● SHORT EXERCISE
Any pictures in the records below should be skipped; write out everything else exactly.

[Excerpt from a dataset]

##############################

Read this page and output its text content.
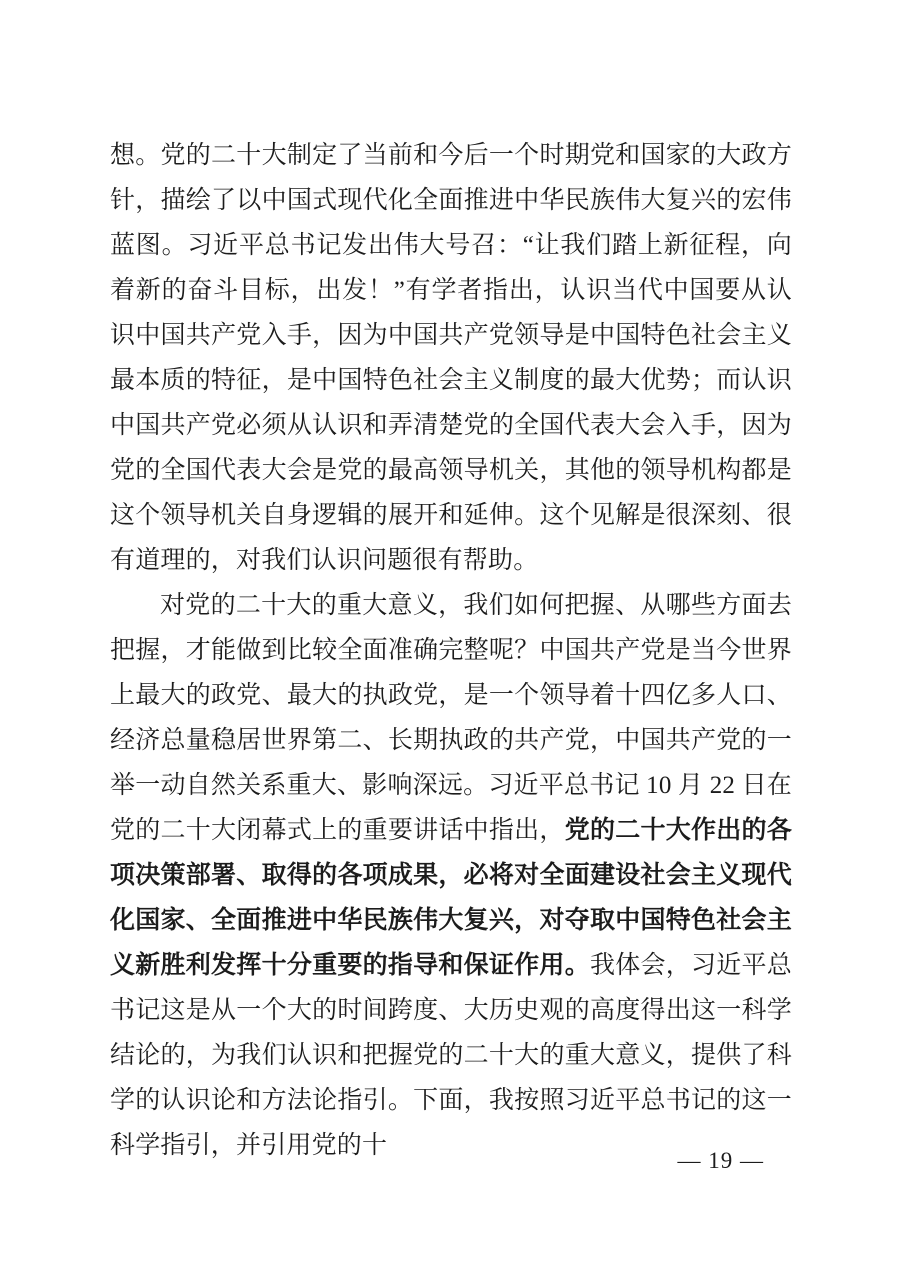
想。党的二十大制定了当前和今后一个时期党和国家的大政方针，描绘了以中国式现代化全面推进中华民族伟大复兴的宏伟蓝图。习近平总书记发出伟大号召：“让我们踏上新征程，向着新的奋斗目标，出发！”有学者指出，认识当代中国要从认识中国共产党入手，因为中国共产党领导是中国特色社会主义最本质的特征，是中国特色社会主义制度的最大优势；而认识中国共产党必须从认识和弄清楚党的全国代表大会入手，因为党的全国代表大会是党的最高领导机关，其他的领导机构都是这个领导机关自身逻辑的展开和延伸。这个见解是很深刻、很有道理的，对我们认识问题很有帮助。

对党的二十大的重大意义，我们如何把握、从哪些方面去把握，才能做到比较全面准确完整呢？中国共产党是当今世界上最大的政党、最大的执政党，是一个领导着十四亿多人口、经济总量稳居世界第二、长期执政的共产党，中国共产党的一举一动自然关系重大、影响深远。习近平总书记 10 月 22 日在党的二十大闭幕式上的重要讲话中指出，党的二十大作出的各项决策部署、取得的各项成果，必将对全面建设社会主义现代化国家、全面推进中华民族伟大复兴，对夺取中国特色社会主义新胜利发挥十分重要的指导和保证作用。我体会，习近平总书记这是从一个大的时间跨度、大历史观的高度得出这一科学结论的，为我们认识和把握党的二十大的重大意义，提供了科学的认识论和方法论指引。下面，我按照习近平总书记的这一科学指引，并引用党的十

— 19 —
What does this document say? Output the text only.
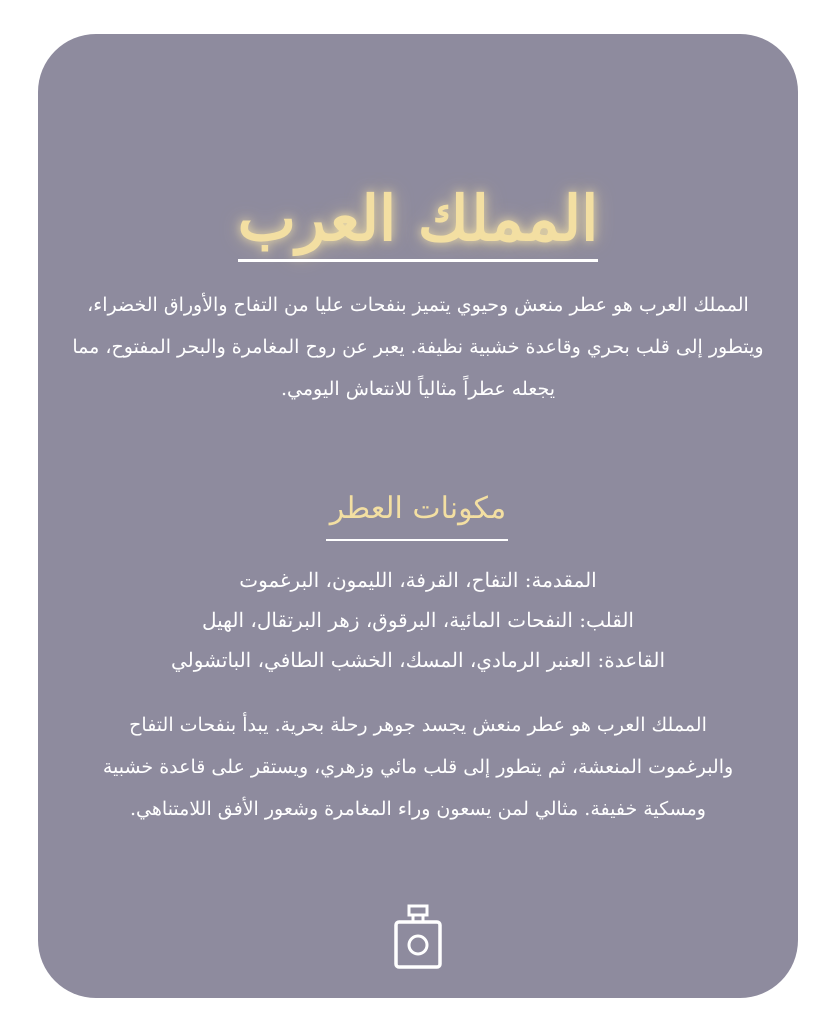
المملك العرب

المملك العرب هو عطر منعش وحيوي يتميز بنفحات عليا من التفاح والأوراق الخضراء، ويتطور إلى قلب بحري وقاعدة خشبية نظيفة. يعبر عن روح المغامرة والبحر المفتوح، مما يجعله عطراً مثالياً للانتعاش اليومي.

مكونات العطر
المقدمة: التفاح، القرفة، الليمون، البرغموت
القلب: النفحات المائية، البرقوق، زهر البرتقال، الهيل
القاعدة: العنبر الرمادي، المسك، الخشب الطافي، الباتشولي

المملك العرب هو عطر منعش يجسد جوهر رحلة بحرية. يبدأ بنفحات التفاح والبرغموت المنعشة، ثم يتطور إلى قلب مائي وزهري، ويستقر على قاعدة خشبية ومسكية خفيفة. مثالي لمن يسعون وراء المغامرة وشعور الأفق اللامتناهي.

##############################

● THE RESULT
Read this page and output its text content.
想。党的二十大制定了当前和今后一个时期党和国家的大政方针，描绘了以中国式现代化全面推进中华民族伟大复兴的宏伟蓝图。习近平总书记发出伟大号召：“让我们踏上新征程，向着新的奋斗目标，出发！”有学者指出，认识当代中国要从认识中国共产党入手，因为中国共产党领导是中国特色社会主义最本质的特征，是中国特色社会主义制度的最大优势；而认识中国共产党必须从认识和弄清楚党的全国代表大会入手，因为党的全国代表大会是党的最高领导机关，其他的领导机构都是这个领导机关自身逻辑的展开和延伸。这个见解是很深刻、很有道理的，对我们认识问题很有帮助。

对党的二十大的重大意义，我们如何把握、从哪些方面去把握，才能做到比较全面准确完整呢？中国共产党是当今世界上最大的政党、最大的执政党，是一个领导着十四亿多人口、经济总量稳居世界第二、长期执政的共产党，中国共产党的一举一动自然关系重大、影响深远。习近平总书记 10 月 22 日在党的二十大闭幕式上的重要讲话中指出，党的二十大作出的各项决策部署、取得的各项成果，必将对全面建设社会主义现代化国家、全面推进中华民族伟大复兴，对夺取中国特色社会主义新胜利发挥十分重要的指导和保证作用。我体会，习近平总书记这是从一个大的时间跨度、大历史观的高度得出这一科学结论的，为我们认识和把握党的二十大的重大意义，提供了科学的认识论和方法论指引。下面，我按照习近平总书记的这一科学指引，并引用党的十

— 19 —
What does this document say? Output the text only.
المملك العرب

المملك العرب هو عطر منعش وحيوي يتميز بنفحات عليا من التفاح والأوراق الخضراء، ويتطور إلى قلب بحري وقاعدة خشبية نظيفة. يعبر عن روح المغامرة والبحر المفتوح، مما يجعله عطراً مثالياً للانتعاش اليومي.

مكونات العطر
المقدمة: التفاح، القرفة، الليمون، البرغموت
القلب: النفحات المائية، البرقوق، زهر البرتقال، الهيل
القاعدة: العنبر الرمادي، المسك، الخشب الطافي، الباتشولي

المملك العرب هو عطر منعش يجسد جوهر رحلة بحرية. يبدأ بنفحات التفاح والبرغموت المنعشة، ثم يتطور إلى قلب مائي وزهري، ويستقر على قاعدة خشبية ومسكية خفيفة. مثالي لمن يسعون وراء المغامرة وشعور الأفق اللامتناهي.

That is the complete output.